[Begin DATASET RECORDS]

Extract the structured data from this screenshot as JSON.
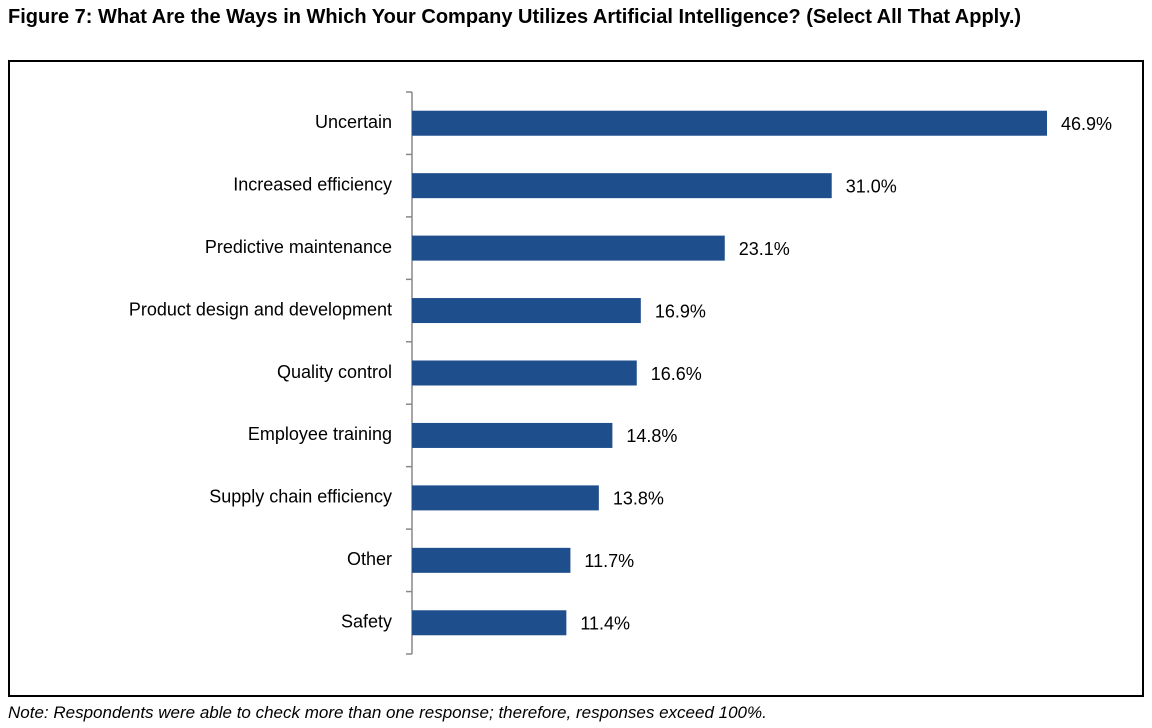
{
  "figure": {
    "title": "Figure 7: What Are the Ways in Which Your Company Utilizes Artificial Intelligence? (Select All That Apply.)",
    "note": "Note: Respondents were able to check more than one response; therefore, responses exceed 100%."
  },
  "chart_data": {
    "type": "bar",
    "orientation": "horizontal",
    "categories": [
      "Uncertain",
      "Increased efficiency",
      "Predictive maintenance",
      "Product design and development",
      "Quality control",
      "Employee training",
      "Supply chain efficiency",
      "Other",
      "Safety"
    ],
    "values": [
      46.9,
      31.0,
      23.1,
      16.9,
      16.6,
      14.8,
      13.8,
      11.7,
      11.4
    ],
    "data_labels": [
      "46.9%",
      "31.0%",
      "23.1%",
      "16.9%",
      "16.6%",
      "14.8%",
      "13.8%",
      "11.7%",
      "11.4%"
    ],
    "xlim": [
      0,
      50
    ],
    "bar_color": "#1f4e8c",
    "grid": false,
    "legend": "none"
  }
}
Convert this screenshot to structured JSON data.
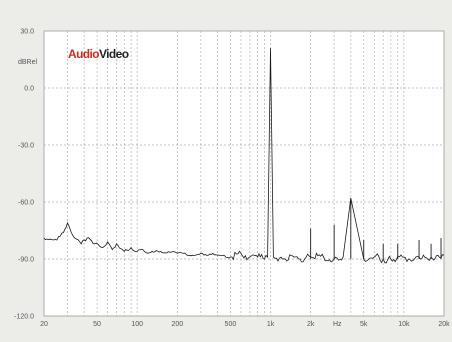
{
  "chart_data": {
    "type": "line",
    "ylabel": "dBRel",
    "xunit": "Hz",
    "x_scale": "log",
    "xlim": [
      20,
      20000
    ],
    "ylim": [
      -120,
      30
    ],
    "grid": true,
    "logo": {
      "part1": "Audio",
      "part2": "Video",
      "color1": "#d22b1f",
      "color2": "#222222"
    },
    "colors": {
      "line": "#1a1a1a",
      "grid": "#b0b0b0",
      "plot_bg": "#ffffff"
    },
    "y_ticks": [
      {
        "value": 30,
        "label": "30.0"
      },
      {
        "value": 0,
        "label": "0.0"
      },
      {
        "value": -30,
        "label": "-30.0"
      },
      {
        "value": -60,
        "label": "-60.0"
      },
      {
        "value": -90,
        "label": "-90.0"
      },
      {
        "value": -120,
        "label": "-120.0"
      }
    ],
    "x_ticks": [
      {
        "value": 20,
        "label": "20"
      },
      {
        "value": 50,
        "label": "50"
      },
      {
        "value": 100,
        "label": "100"
      },
      {
        "value": 200,
        "label": "200"
      },
      {
        "value": 500,
        "label": "500"
      },
      {
        "value": 1000,
        "label": "1k"
      },
      {
        "value": 2000,
        "label": "2k"
      },
      {
        "value": 5000,
        "label": "5k"
      },
      {
        "value": 10000,
        "label": "10k"
      },
      {
        "value": 20000,
        "label": "20k"
      }
    ],
    "series": [
      {
        "x": [
          20,
          25,
          28,
          30,
          32,
          34,
          38,
          42,
          48,
          55,
          60,
          65,
          70,
          80,
          90,
          100,
          110,
          120,
          150,
          200,
          260,
          300,
          400,
          500,
          600,
          700,
          800,
          900,
          950,
          1000,
          1050,
          1200,
          1500,
          1800,
          2000,
          2500,
          3000,
          3500,
          4000,
          5000,
          6000,
          7000,
          8000,
          10000,
          12000,
          14000,
          16000,
          18000,
          20000
        ],
        "y": [
          -79,
          -80,
          -76,
          -71,
          -76,
          -79,
          -82,
          -79,
          -82,
          -84,
          -81,
          -85,
          -82,
          -86,
          -84,
          -86,
          -85,
          -87,
          -86,
          -87,
          -88,
          -87,
          -88,
          -89,
          -87,
          -89,
          -89,
          -90,
          -89,
          21,
          -89,
          -89,
          -89,
          -90,
          -89,
          -89,
          -90,
          -89,
          -58,
          -90,
          -89,
          -90,
          -90,
          -89,
          -90,
          -88,
          -89,
          -88,
          -88
        ]
      }
    ],
    "spurs": [
      {
        "x": 2000,
        "y": -74
      },
      {
        "x": 3000,
        "y": -72
      },
      {
        "x": 4000,
        "y": -58
      },
      {
        "x": 5000,
        "y": -80
      },
      {
        "x": 7000,
        "y": -82
      },
      {
        "x": 9000,
        "y": -82
      },
      {
        "x": 13000,
        "y": -80
      },
      {
        "x": 16000,
        "y": -82
      },
      {
        "x": 19000,
        "y": -79
      }
    ]
  }
}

[End DATASET RECORDS]

Looking at the material above, count the lines containing the string "structured" and reply with the count alone.

2